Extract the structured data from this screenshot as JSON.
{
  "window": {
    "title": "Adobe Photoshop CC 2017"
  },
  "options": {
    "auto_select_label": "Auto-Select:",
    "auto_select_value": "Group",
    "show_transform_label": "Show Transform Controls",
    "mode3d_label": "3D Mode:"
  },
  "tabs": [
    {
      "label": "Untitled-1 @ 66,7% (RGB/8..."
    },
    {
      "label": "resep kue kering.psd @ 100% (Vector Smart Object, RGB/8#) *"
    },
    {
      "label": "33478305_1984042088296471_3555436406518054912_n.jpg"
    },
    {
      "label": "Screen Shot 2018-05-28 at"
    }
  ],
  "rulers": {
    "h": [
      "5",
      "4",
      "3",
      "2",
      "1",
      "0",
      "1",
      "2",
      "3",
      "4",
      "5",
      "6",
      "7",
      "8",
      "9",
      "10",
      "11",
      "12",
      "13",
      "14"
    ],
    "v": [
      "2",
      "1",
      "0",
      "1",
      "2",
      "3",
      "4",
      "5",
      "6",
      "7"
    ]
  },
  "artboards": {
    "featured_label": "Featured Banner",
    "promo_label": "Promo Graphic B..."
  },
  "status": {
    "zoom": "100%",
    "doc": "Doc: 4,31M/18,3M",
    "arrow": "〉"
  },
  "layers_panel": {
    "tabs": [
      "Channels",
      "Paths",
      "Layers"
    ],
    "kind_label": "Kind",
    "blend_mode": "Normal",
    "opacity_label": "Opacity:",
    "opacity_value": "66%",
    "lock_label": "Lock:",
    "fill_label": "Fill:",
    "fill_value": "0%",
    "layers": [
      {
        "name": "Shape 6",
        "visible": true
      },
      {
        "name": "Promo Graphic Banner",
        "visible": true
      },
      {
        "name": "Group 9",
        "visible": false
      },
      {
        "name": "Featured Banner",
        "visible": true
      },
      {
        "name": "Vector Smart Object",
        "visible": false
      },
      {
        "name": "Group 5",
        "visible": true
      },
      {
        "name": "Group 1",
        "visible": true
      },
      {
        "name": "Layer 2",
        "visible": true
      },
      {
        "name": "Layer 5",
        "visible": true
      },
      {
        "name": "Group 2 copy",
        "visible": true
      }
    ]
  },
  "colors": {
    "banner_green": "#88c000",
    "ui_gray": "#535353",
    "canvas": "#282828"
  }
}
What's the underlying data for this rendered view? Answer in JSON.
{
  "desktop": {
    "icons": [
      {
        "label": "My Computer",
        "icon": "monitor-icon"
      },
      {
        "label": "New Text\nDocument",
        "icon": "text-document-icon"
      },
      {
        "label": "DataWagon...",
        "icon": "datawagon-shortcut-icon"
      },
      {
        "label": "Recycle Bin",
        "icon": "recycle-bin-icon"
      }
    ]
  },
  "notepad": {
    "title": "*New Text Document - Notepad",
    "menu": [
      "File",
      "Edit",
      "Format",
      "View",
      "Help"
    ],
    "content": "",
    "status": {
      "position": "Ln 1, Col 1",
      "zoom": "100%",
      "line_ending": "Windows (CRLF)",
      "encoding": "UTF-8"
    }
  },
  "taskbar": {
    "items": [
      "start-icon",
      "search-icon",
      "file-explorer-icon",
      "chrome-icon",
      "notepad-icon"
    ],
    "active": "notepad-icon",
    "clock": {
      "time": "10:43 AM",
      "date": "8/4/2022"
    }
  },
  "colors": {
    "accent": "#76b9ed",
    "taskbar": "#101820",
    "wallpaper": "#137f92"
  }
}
---------------
* Work to be completed
Tell how many lines in the material above include the word "JSON", giving the number only.

* Answer
2